設問 =>
- a) 本文によると、語り手が引っ越してきた新築の分譲マンションはどこにありますか？
- b) 本文の「俺も独身の頃よくナンパしたも」から「ンパの成功率は格段に上がる。」までを全文書き直してください。その際「ストリート」を「路上」に変えてください。

---------- 本文

同じマンションに住む奥さんをナンパした話

同じマンションに住む奥さんをナンパした話

俺も独身の頃よくナンパしたものだが、成功率は低かった。いかにもナンパ待ちしていると思われる女であっても落としにくかった。理由は明確で、ストリートでは短時間勝負が求められるからだ。だいたい声をかけた瞬間ですべてが決まり、少しでも女が警戒心を抱いたらそれで終わりで、それからはどれだけ時間をかけても無駄。もともと見知らぬ女であるから、抵抗されて逃げられたらもう後がない。

今回のナンパ成功の要因は時間をたっぷりと使えたことにある。時間をかければナンパの成功率は格段に上がる。

大津市中心部にある新築の分譲マンションに引っ越してきて半年がたった頃だった。

もともとナンパしようと思ってその奥さんに近づいたわけではない。近所の公園で二歳になる娘を遊ばせていたら、彼女がママ友数人と子連れでやってきたのである。何度かマンションの敷地内で見かけたことのある綺麗な奥さんだった。年は三十代半ばくらい。瞳がくりくりして、艶やかな髪が初夏の風に似合う。胸の膨らみも麗しく、脚は細く長い。

知り合いになりたいがママ友たちが邪魔。俺は彼女がひとりになるチャンスを探した。彼女の娘が「ジュース飲む」と言って彼女のそばに走ってきた。彼女は娘の手を引くと、ベンチに移動してジュースを飲ませた。俺はそのチャンスを見逃さず、さりげなく横に座る。

「どこかでお見かけしたような・・・」

--------------------
---------- 与えられた情報

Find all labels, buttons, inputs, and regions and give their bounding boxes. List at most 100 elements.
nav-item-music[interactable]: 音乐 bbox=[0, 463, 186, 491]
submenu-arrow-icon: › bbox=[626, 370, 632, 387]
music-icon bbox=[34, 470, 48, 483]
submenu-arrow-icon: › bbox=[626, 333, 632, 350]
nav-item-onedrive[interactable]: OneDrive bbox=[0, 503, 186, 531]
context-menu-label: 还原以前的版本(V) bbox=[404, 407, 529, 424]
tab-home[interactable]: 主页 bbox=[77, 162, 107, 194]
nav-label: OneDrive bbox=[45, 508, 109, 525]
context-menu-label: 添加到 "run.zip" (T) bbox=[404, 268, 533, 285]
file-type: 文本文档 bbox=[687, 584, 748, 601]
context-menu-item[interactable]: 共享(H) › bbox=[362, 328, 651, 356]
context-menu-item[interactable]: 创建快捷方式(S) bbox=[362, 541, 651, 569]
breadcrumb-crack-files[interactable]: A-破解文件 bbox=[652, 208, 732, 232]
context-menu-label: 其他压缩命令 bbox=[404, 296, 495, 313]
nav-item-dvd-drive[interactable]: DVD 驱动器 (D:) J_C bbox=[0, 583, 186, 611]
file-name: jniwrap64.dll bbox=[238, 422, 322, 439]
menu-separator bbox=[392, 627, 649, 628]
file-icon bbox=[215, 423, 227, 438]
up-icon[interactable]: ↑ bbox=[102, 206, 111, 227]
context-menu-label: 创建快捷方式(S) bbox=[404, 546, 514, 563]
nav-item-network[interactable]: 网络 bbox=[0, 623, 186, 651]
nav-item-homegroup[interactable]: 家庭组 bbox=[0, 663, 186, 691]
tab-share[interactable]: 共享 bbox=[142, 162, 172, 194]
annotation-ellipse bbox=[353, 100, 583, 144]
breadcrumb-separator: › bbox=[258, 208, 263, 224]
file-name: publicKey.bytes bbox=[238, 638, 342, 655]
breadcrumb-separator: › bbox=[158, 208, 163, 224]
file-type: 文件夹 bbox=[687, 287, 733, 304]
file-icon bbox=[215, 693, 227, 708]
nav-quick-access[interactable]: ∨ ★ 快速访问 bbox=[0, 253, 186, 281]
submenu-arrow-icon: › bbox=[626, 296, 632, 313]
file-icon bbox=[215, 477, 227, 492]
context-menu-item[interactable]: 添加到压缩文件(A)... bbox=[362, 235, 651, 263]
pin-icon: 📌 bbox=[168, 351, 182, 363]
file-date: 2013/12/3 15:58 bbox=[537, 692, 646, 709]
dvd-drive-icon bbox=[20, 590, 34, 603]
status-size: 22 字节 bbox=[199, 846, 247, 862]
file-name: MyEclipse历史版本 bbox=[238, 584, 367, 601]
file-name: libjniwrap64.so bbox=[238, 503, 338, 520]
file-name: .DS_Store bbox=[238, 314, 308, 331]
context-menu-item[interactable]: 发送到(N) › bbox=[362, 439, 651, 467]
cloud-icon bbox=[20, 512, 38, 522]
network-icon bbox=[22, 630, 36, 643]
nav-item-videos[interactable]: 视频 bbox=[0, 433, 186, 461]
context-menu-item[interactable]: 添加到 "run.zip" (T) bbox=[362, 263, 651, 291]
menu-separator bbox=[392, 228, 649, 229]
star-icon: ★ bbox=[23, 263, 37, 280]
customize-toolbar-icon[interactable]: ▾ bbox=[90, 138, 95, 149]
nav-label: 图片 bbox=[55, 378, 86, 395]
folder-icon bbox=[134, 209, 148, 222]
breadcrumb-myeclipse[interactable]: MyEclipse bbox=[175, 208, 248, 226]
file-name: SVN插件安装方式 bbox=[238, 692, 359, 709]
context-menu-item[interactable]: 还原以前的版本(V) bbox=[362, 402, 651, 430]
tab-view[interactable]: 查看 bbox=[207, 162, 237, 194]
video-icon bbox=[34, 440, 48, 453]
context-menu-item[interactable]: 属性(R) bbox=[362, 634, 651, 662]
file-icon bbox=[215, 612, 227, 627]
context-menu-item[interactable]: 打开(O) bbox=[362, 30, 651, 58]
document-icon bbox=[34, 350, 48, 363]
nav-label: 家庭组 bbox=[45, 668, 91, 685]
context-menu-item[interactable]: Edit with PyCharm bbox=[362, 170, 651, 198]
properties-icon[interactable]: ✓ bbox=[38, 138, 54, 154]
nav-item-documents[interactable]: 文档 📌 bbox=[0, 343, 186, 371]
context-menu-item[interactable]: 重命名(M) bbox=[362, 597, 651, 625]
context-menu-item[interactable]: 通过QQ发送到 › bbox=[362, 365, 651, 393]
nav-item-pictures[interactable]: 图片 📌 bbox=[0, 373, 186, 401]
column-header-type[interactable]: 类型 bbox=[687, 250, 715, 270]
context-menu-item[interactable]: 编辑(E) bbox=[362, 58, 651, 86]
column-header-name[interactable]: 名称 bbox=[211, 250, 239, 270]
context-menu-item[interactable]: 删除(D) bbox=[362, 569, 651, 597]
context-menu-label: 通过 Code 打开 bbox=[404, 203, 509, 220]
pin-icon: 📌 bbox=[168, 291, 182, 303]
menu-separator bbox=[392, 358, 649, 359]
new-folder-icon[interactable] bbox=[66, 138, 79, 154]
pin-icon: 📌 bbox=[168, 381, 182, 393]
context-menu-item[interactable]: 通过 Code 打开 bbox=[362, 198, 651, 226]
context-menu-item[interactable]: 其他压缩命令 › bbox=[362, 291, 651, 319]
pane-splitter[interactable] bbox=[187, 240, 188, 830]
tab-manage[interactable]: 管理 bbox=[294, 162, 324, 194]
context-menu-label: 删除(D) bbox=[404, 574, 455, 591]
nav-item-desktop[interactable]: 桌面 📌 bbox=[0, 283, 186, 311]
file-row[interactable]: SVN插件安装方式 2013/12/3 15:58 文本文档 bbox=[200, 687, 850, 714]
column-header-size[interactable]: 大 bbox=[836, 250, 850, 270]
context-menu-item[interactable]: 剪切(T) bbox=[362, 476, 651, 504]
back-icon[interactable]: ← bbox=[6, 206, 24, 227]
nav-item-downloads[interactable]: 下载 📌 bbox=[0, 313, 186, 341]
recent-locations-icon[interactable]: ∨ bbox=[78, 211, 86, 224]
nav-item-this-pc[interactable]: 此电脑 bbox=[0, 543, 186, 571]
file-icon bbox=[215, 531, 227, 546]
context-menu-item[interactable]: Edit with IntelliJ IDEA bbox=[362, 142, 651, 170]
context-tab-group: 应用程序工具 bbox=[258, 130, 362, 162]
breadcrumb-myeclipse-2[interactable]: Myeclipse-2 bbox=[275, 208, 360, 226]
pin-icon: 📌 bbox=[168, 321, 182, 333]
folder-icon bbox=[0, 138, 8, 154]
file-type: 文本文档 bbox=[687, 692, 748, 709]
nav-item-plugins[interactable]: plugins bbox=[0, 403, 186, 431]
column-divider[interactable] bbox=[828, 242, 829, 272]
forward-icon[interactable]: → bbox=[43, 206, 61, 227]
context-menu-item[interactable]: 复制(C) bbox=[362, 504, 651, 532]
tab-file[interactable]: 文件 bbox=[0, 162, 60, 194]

--------------------

解答 =>
- a) 大津市中心部です。

- b)
俺も独身の頃よくナンパしたものだが、成功率は低かった。いかにもナンパ待ちしていると思われる女であっても落としにくかった。理由は明確で、路上では短時間勝負が求められるからだ。だいたい声をかけた瞬間ですべてが決まり、少しでも女が警戒心を抱いたらそれで終わりで、それからはどれだけ時間をかけても無駄。もともと見知らぬ女であるから、抵抗されて逃げられたらもう後がない。

今回のナンパ成功の要因は時間をたっぷりと使えたことにある。時間をかければナンパの成功率は格段に上がる。